Part of a data file =
++++++++

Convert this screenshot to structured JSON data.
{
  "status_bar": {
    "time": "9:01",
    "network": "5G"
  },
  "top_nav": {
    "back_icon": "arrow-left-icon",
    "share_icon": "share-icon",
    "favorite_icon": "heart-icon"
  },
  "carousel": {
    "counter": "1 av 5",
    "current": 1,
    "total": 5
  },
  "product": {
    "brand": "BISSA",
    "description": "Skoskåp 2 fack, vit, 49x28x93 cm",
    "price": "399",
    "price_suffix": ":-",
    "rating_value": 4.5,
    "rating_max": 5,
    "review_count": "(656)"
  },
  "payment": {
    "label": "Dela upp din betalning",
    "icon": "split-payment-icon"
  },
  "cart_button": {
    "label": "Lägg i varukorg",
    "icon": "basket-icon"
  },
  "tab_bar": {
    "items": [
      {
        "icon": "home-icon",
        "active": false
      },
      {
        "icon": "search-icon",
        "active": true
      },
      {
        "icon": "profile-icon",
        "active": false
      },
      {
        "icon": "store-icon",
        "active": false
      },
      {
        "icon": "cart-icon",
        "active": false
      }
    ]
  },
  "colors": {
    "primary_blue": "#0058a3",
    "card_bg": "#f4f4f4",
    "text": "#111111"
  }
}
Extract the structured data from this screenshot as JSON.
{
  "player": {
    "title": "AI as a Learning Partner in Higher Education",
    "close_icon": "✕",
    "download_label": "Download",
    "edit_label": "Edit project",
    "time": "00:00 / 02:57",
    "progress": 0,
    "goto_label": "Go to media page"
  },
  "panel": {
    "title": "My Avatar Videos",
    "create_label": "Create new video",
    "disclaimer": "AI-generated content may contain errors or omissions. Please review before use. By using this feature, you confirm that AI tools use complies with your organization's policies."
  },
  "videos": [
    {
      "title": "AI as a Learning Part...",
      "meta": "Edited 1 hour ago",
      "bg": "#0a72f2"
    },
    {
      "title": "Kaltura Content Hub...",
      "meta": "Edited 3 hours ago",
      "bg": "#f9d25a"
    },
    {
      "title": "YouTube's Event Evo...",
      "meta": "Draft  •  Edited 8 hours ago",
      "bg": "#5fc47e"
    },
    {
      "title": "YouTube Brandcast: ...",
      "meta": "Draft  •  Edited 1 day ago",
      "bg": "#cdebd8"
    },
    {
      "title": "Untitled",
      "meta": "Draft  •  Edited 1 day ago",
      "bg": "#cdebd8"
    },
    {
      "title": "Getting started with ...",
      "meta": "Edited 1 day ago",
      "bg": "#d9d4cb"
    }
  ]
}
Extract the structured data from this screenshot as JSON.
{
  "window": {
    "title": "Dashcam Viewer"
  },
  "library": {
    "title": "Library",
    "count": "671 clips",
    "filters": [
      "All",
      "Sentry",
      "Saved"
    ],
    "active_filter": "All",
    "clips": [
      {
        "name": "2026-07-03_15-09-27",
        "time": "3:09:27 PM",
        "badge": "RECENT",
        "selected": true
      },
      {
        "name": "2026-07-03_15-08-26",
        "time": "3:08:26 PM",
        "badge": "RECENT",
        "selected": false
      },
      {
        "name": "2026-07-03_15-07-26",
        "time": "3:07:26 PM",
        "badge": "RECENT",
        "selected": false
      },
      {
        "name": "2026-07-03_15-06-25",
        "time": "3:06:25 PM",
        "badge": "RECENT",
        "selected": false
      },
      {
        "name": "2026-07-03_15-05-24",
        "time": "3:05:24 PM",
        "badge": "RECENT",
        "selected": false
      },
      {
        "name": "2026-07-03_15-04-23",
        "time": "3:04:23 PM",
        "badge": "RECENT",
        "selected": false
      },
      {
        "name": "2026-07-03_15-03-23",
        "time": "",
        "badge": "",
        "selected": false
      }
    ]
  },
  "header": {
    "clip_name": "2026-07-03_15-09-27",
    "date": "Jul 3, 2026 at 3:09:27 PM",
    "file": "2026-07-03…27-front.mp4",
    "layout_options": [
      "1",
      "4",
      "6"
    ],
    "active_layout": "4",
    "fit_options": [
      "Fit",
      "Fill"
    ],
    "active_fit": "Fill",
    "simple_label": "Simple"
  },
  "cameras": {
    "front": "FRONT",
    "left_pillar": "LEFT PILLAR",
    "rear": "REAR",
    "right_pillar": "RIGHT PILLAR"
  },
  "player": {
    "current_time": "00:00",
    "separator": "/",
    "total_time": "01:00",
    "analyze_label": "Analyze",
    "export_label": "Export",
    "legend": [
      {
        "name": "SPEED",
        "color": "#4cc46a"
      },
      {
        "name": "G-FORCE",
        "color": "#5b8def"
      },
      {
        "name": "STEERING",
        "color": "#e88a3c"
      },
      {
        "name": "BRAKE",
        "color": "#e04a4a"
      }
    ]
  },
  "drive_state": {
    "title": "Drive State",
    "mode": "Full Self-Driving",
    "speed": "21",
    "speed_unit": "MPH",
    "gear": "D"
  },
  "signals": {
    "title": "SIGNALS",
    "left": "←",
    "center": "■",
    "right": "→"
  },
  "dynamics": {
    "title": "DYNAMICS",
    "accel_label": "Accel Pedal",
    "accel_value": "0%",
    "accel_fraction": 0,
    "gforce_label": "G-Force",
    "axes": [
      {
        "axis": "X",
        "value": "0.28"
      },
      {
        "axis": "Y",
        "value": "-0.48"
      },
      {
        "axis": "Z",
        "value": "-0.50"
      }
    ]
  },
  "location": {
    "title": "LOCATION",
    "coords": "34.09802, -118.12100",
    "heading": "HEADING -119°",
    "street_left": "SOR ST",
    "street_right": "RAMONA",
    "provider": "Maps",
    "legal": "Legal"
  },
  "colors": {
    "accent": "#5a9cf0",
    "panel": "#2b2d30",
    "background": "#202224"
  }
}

++++++++

DIRECTIONS = Nothing should be left out: repeat all of the data exactly.

ANSWER FOR THE TASK =
Convert this screenshot to structured JSON data.
{
  "status_bar": {
    "time": "9:01",
    "network": "5G"
  },
  "top_nav": {
    "back_icon": "arrow-left-icon",
    "share_icon": "share-icon",
    "favorite_icon": "heart-icon"
  },
  "carousel": {
    "counter": "1 av 5",
    "current": 1,
    "total": 5
  },
  "product": {
    "brand": "BISSA",
    "description": "Skoskåp 2 fack, vit, 49x28x93 cm",
    "price": "399",
    "price_suffix": ":-",
    "rating_value": 4.5,
    "rating_max": 5,
    "review_count": "(656)"
  },
  "payment": {
    "label": "Dela upp din betalning",
    "icon": "split-payment-icon"
  },
  "cart_button": {
    "label": "Lägg i varukorg",
    "icon": "basket-icon"
  },
  "tab_bar": {
    "items": [
      {
        "icon": "home-icon",
        "active": false
      },
      {
        "icon": "search-icon",
        "active": true
      },
      {
        "icon": "profile-icon",
        "active": false
      },
      {
        "icon": "store-icon",
        "active": false
      },
      {
        "icon": "cart-icon",
        "active": false
      }
    ]
  },
  "colors": {
    "primary_blue": "#0058a3",
    "card_bg": "#f4f4f4",
    "text": "#111111"
  }
}
Extract the structured data from this screenshot as JSON.
{
  "player": {
    "title": "AI as a Learning Partner in Higher Education",
    "close_icon": "✕",
    "download_label": "Download",
    "edit_label": "Edit project",
    "time": "00:00 / 02:57",
    "progress": 0,
    "goto_label": "Go to media page"
  },
  "panel": {
    "title": "My Avatar Videos",
    "create_label": "Create new video",
    "disclaimer": "AI-generated content may contain errors or omissions. Please review before use. By using this feature, you confirm that AI tools use complies with your organization's policies."
  },
  "videos": [
    {
      "title": "AI as a Learning Part...",
      "meta": "Edited 1 hour ago",
      "bg": "#0a72f2"
    },
    {
      "title": "Kaltura Content Hub...",
      "meta": "Edited 3 hours ago",
      "bg": "#f9d25a"
    },
    {
      "title": "YouTube's Event Evo...",
      "meta": "Draft  •  Edited 8 hours ago",
      "bg": "#5fc47e"
    },
    {
      "title": "YouTube Brandcast: ...",
      "meta": "Draft  •  Edited 1 day ago",
      "bg": "#cdebd8"
    },
    {
      "title": "Untitled",
      "meta": "Draft  •  Edited 1 day ago",
      "bg": "#cdebd8"
    },
    {
      "title": "Getting started with ...",
      "meta": "Edited 1 day ago",
      "bg": "#d9d4cb"
    }
  ]
}
Extract the structured data from this screenshot as JSON.
{
  "window": {
    "title": "Dashcam Viewer"
  },
  "library": {
    "title": "Library",
    "count": "671 clips",
    "filters": [
      "All",
      "Sentry",
      "Saved"
    ],
    "active_filter": "All",
    "clips": [
      {
        "name": "2026-07-03_15-09-27",
        "time": "3:09:27 PM",
        "badge": "RECENT",
        "selected": true
      },
      {
        "name": "2026-07-03_15-08-26",
        "time": "3:08:26 PM",
        "badge": "RECENT",
        "selected": false
      },
      {
        "name": "2026-07-03_15-07-26",
        "time": "3:07:26 PM",
        "badge": "RECENT",
        "selected": false
      },
      {
        "name": "2026-07-03_15-06-25",
        "time": "3:06:25 PM",
        "badge": "RECENT",
        "selected": false
      },
      {
        "name": "2026-07-03_15-05-24",
        "time": "3:05:24 PM",
        "badge": "RECENT",
        "selected": false
      },
      {
        "name": "2026-07-03_15-04-23",
        "time": "3:04:23 PM",
        "badge": "RECENT",
        "selected": false
      },
      {
        "name": "2026-07-03_15-03-23",
        "time": "",
        "badge": "",
        "selected": false
      }
    ]
  },
  "header": {
    "clip_name": "2026-07-03_15-09-27",
    "date": "Jul 3, 2026 at 3:09:27 PM",
    "file": "2026-07-03…27-front.mp4",
    "layout_options": [
      "1",
      "4",
      "6"
    ],
    "active_layout": "4",
    "fit_options": [
      "Fit",
      "Fill"
    ],
    "active_fit": "Fill",
    "simple_label": "Simple"
  },
  "cameras": {
    "front": "FRONT",
    "left_pillar": "LEFT PILLAR",
    "rear": "REAR",
    "right_pillar": "RIGHT PILLAR"
  },
  "player": {
    "current_time": "00:00",
    "separator": "/",
    "total_time": "01:00",
    "analyze_label": "Analyze",
    "export_label": "Export",
    "legend": [
      {
        "name": "SPEED",
        "color": "#4cc46a"
      },
      {
        "name": "G-FORCE",
        "color": "#5b8def"
      },
      {
        "name": "STEERING",
        "color": "#e88a3c"
      },
      {
        "name": "BRAKE",
        "color": "#e04a4a"
      }
    ]
  },
  "drive_state": {
    "title": "Drive State",
    "mode": "Full Self-Driving",
    "speed": "21",
    "speed_unit": "MPH",
    "gear": "D"
  },
  "signals": {
    "title": "SIGNALS",
    "left": "←",
    "center": "■",
    "right": "→"
  },
  "dynamics": {
    "title": "DYNAMICS",
    "accel_label": "Accel Pedal",
    "accel_value": "0%",
    "accel_fraction": 0,
    "gforce_label": "G-Force",
    "axes": [
      {
        "axis": "X",
        "value": "0.28"
      },
      {
        "axis": "Y",
        "value": "-0.48"
      },
      {
        "axis": "Z",
        "value": "-0.50"
      }
    ]
  },
  "location": {
    "title": "LOCATION",
    "coords": "34.09802, -118.12100",
    "heading": "HEADING -119°",
    "street_left": "SOR ST",
    "street_right": "RAMONA",
    "provider": "Maps",
    "legal": "Legal"
  },
  "colors": {
    "accent": "#5a9cf0",
    "panel": "#2b2d30",
    "background": "#202224"
  }
}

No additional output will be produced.